** WORK TO DO **
Repeat each line exactly as it is written.

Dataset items
--- begin ---
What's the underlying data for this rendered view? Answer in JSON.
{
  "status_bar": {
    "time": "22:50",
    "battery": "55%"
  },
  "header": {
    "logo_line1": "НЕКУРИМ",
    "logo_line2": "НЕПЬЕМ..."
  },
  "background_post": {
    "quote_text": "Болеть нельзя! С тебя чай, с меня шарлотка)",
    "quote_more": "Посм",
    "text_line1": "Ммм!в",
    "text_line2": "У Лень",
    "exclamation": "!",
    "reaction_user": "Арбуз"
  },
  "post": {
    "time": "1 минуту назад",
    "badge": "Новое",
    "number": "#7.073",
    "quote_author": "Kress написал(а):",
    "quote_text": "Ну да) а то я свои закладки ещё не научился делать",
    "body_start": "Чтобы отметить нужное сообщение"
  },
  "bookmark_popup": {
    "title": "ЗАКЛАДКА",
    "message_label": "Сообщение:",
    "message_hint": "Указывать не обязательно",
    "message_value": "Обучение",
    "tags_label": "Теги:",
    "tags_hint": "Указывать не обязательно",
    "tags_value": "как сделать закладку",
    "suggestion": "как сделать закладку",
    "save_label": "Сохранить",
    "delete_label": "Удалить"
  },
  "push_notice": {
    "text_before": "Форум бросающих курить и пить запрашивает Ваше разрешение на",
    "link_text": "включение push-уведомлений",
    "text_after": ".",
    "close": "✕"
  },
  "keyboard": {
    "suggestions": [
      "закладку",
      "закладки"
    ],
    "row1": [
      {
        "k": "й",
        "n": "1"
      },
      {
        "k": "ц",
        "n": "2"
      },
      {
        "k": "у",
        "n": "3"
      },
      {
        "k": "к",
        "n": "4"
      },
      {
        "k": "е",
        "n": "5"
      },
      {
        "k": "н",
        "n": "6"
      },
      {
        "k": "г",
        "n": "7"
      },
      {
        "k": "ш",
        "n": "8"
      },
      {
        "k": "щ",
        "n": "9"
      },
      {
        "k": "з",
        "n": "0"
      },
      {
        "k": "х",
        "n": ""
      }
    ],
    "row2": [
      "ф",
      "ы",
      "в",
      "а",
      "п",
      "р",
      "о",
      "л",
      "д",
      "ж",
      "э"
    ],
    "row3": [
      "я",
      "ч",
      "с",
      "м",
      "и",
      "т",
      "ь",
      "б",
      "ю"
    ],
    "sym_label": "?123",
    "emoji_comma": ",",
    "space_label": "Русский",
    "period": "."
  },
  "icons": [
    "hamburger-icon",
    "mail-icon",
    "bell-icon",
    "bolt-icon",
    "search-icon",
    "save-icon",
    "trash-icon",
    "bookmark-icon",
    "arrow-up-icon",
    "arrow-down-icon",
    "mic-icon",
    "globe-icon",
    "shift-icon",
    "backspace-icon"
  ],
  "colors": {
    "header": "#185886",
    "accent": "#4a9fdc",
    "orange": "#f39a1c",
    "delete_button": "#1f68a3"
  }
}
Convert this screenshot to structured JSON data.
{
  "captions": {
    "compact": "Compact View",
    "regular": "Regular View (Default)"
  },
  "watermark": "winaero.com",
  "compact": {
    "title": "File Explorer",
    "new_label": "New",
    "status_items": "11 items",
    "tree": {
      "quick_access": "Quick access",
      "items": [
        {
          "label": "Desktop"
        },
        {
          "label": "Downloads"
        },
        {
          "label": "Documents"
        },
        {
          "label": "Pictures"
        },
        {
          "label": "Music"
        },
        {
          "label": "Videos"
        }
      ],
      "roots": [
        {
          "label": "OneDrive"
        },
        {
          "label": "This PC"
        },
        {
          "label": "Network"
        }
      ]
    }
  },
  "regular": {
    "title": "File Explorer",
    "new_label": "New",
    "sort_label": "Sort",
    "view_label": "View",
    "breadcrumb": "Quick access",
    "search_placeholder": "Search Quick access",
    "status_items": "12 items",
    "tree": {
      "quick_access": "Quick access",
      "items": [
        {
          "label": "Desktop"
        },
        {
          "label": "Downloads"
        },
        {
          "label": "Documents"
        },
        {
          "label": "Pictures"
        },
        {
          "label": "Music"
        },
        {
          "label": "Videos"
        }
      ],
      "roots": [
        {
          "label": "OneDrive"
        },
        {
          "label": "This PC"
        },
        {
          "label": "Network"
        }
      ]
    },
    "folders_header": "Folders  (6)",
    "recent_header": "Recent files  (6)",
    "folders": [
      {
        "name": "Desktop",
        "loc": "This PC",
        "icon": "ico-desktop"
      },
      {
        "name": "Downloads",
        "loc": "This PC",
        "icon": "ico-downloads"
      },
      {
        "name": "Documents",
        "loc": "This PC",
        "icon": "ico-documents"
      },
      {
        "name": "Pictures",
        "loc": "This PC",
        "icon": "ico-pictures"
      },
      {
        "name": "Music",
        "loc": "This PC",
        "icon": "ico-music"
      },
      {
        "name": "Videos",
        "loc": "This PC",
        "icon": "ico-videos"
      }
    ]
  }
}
--- end ---
** WORKED ANSWER **
What's the underlying data for this rendered view? Answer in JSON.
{
  "status_bar": {
    "time": "22:50",
    "battery": "55%"
  },
  "header": {
    "logo_line1": "НЕКУРИМ",
    "logo_line2": "НЕПЬЕМ..."
  },
  "background_post": {
    "quote_text": "Болеть нельзя! С тебя чай, с меня шарлотка)",
    "quote_more": "Посм",
    "text_line1": "Ммм!в",
    "text_line2": "У Лень",
    "exclamation": "!",
    "reaction_user": "Арбуз"
  },
  "post": {
    "time": "1 минуту назад",
    "badge": "Новое",
    "number": "#7.073",
    "quote_author": "Kress написал(а):",
    "quote_text": "Ну да) а то я свои закладки ещё не научился делать",
    "body_start": "Чтобы отметить нужное сообщение"
  },
  "bookmark_popup": {
    "title": "ЗАКЛАДКА",
    "message_label": "Сообщение:",
    "message_hint": "Указывать не обязательно",
    "message_value": "Обучение",
    "tags_label": "Теги:",
    "tags_hint": "Указывать не обязательно",
    "tags_value": "как сделать закладку",
    "suggestion": "как сделать закладку",
    "save_label": "Сохранить",
    "delete_label": "Удалить"
  },
  "push_notice": {
    "text_before": "Форум бросающих курить и пить запрашивает Ваше разрешение на",
    "link_text": "включение push-уведомлений",
    "text_after": ".",
    "close": "✕"
  },
  "keyboard": {
    "suggestions": [
      "закладку",
      "закладки"
    ],
    "row1": [
      {
        "k": "й",
        "n": "1"
      },
      {
        "k": "ц",
        "n": "2"
      },
      {
        "k": "у",
        "n": "3"
      },
      {
        "k": "к",
        "n": "4"
      },
      {
        "k": "е",
        "n": "5"
      },
      {
        "k": "н",
        "n": "6"
      },
      {
        "k": "г",
        "n": "7"
      },
      {
        "k": "ш",
        "n": "8"
      },
      {
        "k": "щ",
        "n": "9"
      },
      {
        "k": "з",
        "n": "0"
      },
      {
        "k": "х",
        "n": ""
      }
    ],
    "row2": [
      "ф",
      "ы",
      "в",
      "а",
      "п",
      "р",
      "о",
      "л",
      "д",
      "ж",
      "э"
    ],
    "row3": [
      "я",
      "ч",
      "с",
      "м",
      "и",
      "т",
      "ь",
      "б",
      "ю"
    ],
    "sym_label": "?123",
    "emoji_comma": ",",
    "space_label": "Русский",
    "period": "."
  },
  "icons": [
    "hamburger-icon",
    "mail-icon",
    "bell-icon",
    "bolt-icon",
    "search-icon",
    "save-icon",
    "trash-icon",
    "bookmark-icon",
    "arrow-up-icon",
    "arrow-down-icon",
    "mic-icon",
    "globe-icon",
    "shift-icon",
    "backspace-icon"
  ],
  "colors": {
    "header": "#185886",
    "accent": "#4a9fdc",
    "orange": "#f39a1c",
    "delete_button": "#1f68a3"
  }
}
Convert this screenshot to structured JSON data.
{
  "captions": {
    "compact": "Compact View",
    "regular": "Regular View (Default)"
  },
  "watermark": "winaero.com",
  "compact": {
    "title": "File Explorer",
    "new_label": "New",
    "status_items": "11 items",
    "tree": {
      "quick_access": "Quick access",
      "items": [
        {
          "label": "Desktop"
        },
        {
          "label": "Downloads"
        },
        {
          "label": "Documents"
        },
        {
          "label": "Pictures"
        },
        {
          "label": "Music"
        },
        {
          "label": "Videos"
        }
      ],
      "roots": [
        {
          "label": "OneDrive"
        },
        {
          "label": "This PC"
        },
        {
          "label": "Network"
        }
      ]
    }
  },
  "regular": {
    "title": "File Explorer",
    "new_label": "New",
    "sort_label": "Sort",
    "view_label": "View",
    "breadcrumb": "Quick access",
    "search_placeholder": "Search Quick access",
    "status_items": "12 items",
    "tree": {
      "quick_access": "Quick access",
      "items": [
        {
          "label": "Desktop"
        },
        {
          "label": "Downloads"
        },
        {
          "label": "Documents"
        },
        {
          "label": "Pictures"
        },
        {
          "label": "Music"
        },
        {
          "label": "Videos"
        }
      ],
      "roots": [
        {
          "label": "OneDrive"
        },
        {
          "label": "This PC"
        },
        {
          "label": "Network"
        }
      ]
    },
    "folders_header": "Folders  (6)",
    "recent_header": "Recent files  (6)",
    "folders": [
      {
        "name": "Desktop",
        "loc": "This PC",
        "icon": "ico-desktop"
      },
      {
        "name": "Downloads",
        "loc": "This PC",
        "icon": "ico-downloads"
      },
      {
        "name": "Documents",
        "loc": "This PC",
        "icon": "ico-documents"
      },
      {
        "name": "Pictures",
        "loc": "This PC",
        "icon": "ico-pictures"
      },
      {
        "name": "Music",
        "loc": "This PC",
        "icon": "ico-music"
      },
      {
        "name": "Videos",
        "loc": "This PC",
        "icon": "ico-videos"
      }
    ]
  }
}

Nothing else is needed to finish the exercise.